DATA SUPPLIED
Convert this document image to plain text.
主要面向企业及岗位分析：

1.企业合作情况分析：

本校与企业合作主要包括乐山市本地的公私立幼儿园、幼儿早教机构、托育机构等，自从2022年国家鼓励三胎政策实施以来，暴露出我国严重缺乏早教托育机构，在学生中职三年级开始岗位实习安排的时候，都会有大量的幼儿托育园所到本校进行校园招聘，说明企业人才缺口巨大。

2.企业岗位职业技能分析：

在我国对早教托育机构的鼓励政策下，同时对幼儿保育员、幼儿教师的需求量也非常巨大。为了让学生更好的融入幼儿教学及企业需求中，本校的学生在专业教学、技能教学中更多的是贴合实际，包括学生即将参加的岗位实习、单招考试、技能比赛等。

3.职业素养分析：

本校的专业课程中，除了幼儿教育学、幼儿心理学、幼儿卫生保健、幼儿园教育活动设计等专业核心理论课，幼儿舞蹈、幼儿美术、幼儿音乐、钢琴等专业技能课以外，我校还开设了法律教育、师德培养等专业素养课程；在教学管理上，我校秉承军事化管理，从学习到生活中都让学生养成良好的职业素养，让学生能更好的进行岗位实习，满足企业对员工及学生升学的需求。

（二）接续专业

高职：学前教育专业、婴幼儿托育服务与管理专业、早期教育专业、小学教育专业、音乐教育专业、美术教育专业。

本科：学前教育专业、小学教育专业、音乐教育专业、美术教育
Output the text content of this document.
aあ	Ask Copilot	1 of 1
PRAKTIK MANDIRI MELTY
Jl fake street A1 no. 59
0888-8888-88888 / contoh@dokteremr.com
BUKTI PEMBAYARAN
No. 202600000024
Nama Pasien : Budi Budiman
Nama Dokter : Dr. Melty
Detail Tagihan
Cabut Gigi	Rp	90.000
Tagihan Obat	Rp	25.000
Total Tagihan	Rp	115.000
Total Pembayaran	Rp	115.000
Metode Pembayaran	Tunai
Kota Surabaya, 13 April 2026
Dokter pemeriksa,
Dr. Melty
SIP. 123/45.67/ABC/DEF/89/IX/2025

THE PROBLEM
All of the lines above need to be given again exactly.

SOLUTION TO THIS TASK
Convert this document image to plain text.
主要面向企业及岗位分析：

1.企业合作情况分析：

本校与企业合作主要包括乐山市本地的公私立幼儿园、幼儿早教机构、托育机构等，自从2022年国家鼓励三胎政策实施以来，暴露出我国严重缺乏早教托育机构，在学生中职三年级开始岗位实习安排的时候，都会有大量的幼儿托育园所到本校进行校园招聘，说明企业人才缺口巨大。

2.企业岗位职业技能分析：

在我国对早教托育机构的鼓励政策下，同时对幼儿保育员、幼儿教师的需求量也非常巨大。为了让学生更好的融入幼儿教学及企业需求中，本校的学生在专业教学、技能教学中更多的是贴合实际，包括学生即将参加的岗位实习、单招考试、技能比赛等。

3.职业素养分析：

本校的专业课程中，除了幼儿教育学、幼儿心理学、幼儿卫生保健、幼儿园教育活动设计等专业核心理论课，幼儿舞蹈、幼儿美术、幼儿音乐、钢琴等专业技能课以外，我校还开设了法律教育、师德培养等专业素养课程；在教学管理上，我校秉承军事化管理，从学习到生活中都让学生养成良好的职业素养，让学生能更好的进行岗位实习，满足企业对员工及学生升学的需求。

（二）接续专业

高职：学前教育专业、婴幼儿托育服务与管理专业、早期教育专业、小学教育专业、音乐教育专业、美术教育专业。

本科：学前教育专业、小学教育专业、音乐教育专业、美术教育
Output the text content of this document.
aあ	Ask Copilot	1 of 1
PRAKTIK MANDIRI MELTY
Jl fake street A1 no. 59
0888-8888-88888 / contoh@dokteremr.com
BUKTI PEMBAYARAN
No. 202600000024
Nama Pasien : Budi Budiman
Nama Dokter : Dr. Melty
Detail Tagihan
Cabut Gigi	Rp	90.000
Tagihan Obat	Rp	25.000
Total Tagihan	Rp	115.000
Total Pembayaran	Rp	115.000
Metode Pembayaran	Tunai
Kota Surabaya, 13 April 2026
Dokter pemeriksa,
Dr. Melty
SIP. 123/45.67/ABC/DEF/89/IX/2025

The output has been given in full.